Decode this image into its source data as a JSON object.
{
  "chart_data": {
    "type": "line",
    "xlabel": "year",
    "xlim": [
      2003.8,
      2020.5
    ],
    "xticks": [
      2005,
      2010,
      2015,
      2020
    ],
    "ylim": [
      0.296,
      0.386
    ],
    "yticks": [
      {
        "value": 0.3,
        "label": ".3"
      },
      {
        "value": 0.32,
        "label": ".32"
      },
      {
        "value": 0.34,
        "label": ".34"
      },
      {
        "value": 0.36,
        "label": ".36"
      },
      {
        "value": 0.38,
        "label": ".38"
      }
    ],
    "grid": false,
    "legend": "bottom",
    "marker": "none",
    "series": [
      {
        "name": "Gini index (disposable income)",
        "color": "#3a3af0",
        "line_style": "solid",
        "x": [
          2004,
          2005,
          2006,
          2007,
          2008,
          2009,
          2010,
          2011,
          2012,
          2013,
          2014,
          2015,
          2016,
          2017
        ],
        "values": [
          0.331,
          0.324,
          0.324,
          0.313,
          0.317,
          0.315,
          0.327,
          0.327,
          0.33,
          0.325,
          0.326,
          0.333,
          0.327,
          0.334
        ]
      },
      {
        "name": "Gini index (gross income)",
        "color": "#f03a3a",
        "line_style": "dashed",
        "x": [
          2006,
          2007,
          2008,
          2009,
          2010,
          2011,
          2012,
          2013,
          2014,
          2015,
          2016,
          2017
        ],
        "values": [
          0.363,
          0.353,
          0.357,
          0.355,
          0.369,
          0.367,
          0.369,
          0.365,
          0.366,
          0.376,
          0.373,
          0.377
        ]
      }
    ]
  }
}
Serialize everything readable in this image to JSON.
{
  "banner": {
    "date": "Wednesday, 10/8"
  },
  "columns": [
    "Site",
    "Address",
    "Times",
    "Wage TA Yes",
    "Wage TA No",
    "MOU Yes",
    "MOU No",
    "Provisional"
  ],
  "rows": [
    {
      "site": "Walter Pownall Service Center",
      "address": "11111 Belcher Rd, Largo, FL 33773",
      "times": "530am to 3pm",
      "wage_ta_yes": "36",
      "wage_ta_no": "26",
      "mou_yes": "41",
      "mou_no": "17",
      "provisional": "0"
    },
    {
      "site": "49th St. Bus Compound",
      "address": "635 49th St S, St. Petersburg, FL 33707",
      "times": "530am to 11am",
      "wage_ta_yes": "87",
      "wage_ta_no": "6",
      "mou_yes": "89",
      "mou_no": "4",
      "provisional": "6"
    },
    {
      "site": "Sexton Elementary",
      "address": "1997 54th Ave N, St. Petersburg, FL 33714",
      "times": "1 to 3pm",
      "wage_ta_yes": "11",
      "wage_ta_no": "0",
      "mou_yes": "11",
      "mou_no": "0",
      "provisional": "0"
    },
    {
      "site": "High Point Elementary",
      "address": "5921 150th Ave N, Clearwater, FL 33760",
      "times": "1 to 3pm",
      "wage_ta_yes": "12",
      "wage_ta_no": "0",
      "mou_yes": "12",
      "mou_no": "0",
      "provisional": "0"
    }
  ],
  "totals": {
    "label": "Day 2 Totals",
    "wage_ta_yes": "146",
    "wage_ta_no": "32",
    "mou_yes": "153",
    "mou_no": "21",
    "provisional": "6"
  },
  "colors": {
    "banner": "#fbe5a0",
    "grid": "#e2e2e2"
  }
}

- _Exercise prompt_: From the entries above, copy each line holding "index".

- _Answer to the exercise_:
        "name": "Gini index (disposable income)",
        "name": "Gini index (gross income)",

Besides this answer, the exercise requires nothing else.